Your task:
Here are some records. Copy each one exactly.

──────────────────────────────

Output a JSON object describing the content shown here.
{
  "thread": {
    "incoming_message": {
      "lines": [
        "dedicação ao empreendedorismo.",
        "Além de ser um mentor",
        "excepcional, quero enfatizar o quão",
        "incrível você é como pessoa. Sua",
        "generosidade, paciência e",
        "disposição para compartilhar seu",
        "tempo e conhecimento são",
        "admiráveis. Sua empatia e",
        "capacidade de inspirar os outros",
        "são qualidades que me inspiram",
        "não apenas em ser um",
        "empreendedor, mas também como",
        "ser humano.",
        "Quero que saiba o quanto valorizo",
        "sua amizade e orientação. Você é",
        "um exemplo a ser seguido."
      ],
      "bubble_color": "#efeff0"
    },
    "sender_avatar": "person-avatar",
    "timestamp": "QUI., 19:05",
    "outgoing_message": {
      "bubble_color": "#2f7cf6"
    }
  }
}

──────────────────────────────

Completed task:
Output a JSON object describing the content shown here.
{
  "thread": {
    "incoming_message": {
      "lines": [
        "dedicação ao empreendedorismo.",
        "Além de ser um mentor",
        "excepcional, quero enfatizar o quão",
        "incrível você é como pessoa. Sua",
        "generosidade, paciência e",
        "disposição para compartilhar seu",
        "tempo e conhecimento são",
        "admiráveis. Sua empatia e",
        "capacidade de inspirar os outros",
        "são qualidades que me inspiram",
        "não apenas em ser um",
        "empreendedor, mas também como",
        "ser humano.",
        "Quero que saiba o quanto valorizo",
        "sua amizade e orientação. Você é",
        "um exemplo a ser seguido."
      ],
      "bubble_color": "#efeff0"
    },
    "sender_avatar": "person-avatar",
    "timestamp": "QUI., 19:05",
    "outgoing_message": {
      "bubble_color": "#2f7cf6"
    }
  }
}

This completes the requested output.